Instructions to follow
All records must be quoted exactly. Omit the pictures.

>>>

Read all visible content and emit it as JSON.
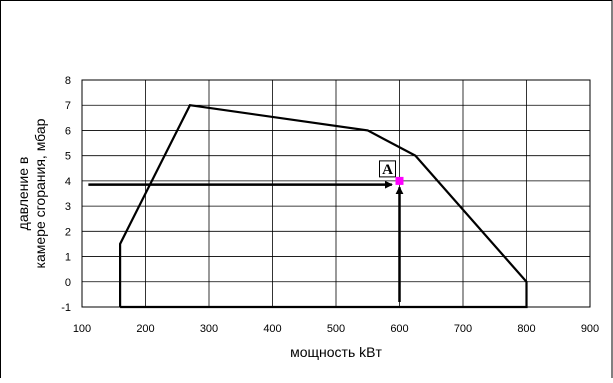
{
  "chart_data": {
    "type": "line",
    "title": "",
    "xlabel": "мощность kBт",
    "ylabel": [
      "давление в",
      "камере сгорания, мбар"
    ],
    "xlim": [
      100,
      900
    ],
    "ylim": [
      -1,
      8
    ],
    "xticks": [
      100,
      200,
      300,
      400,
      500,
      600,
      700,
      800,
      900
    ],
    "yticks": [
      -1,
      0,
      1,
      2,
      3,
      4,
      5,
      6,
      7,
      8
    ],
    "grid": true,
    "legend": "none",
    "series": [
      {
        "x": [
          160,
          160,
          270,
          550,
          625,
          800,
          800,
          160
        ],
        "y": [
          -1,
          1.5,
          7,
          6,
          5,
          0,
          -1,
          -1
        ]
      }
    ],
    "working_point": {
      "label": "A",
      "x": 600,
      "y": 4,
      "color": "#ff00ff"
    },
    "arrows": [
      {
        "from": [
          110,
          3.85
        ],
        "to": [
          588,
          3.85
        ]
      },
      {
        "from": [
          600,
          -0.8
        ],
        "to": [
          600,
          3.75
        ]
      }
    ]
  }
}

<<<

Answer to this task
Read all visible content and emit it as JSON.
{
  "chart_data": {
    "type": "line",
    "title": "",
    "xlabel": "мощность kBт",
    "ylabel": [
      "давление в",
      "камере сгорания, мбар"
    ],
    "xlim": [
      100,
      900
    ],
    "ylim": [
      -1,
      8
    ],
    "xticks": [
      100,
      200,
      300,
      400,
      500,
      600,
      700,
      800,
      900
    ],
    "yticks": [
      -1,
      0,
      1,
      2,
      3,
      4,
      5,
      6,
      7,
      8
    ],
    "grid": true,
    "legend": "none",
    "series": [
      {
        "x": [
          160,
          160,
          270,
          550,
          625,
          800,
          800,
          160
        ],
        "y": [
          -1,
          1.5,
          7,
          6,
          5,
          0,
          -1,
          -1
        ]
      }
    ],
    "working_point": {
      "label": "A",
      "x": 600,
      "y": 4,
      "color": "#ff00ff"
    },
    "arrows": [
      {
        "from": [
          110,
          3.85
        ],
        "to": [
          588,
          3.85
        ]
      },
      {
        "from": [
          600,
          -0.8
        ],
        "to": [
          600,
          3.75
        ]
      }
    ]
  }
}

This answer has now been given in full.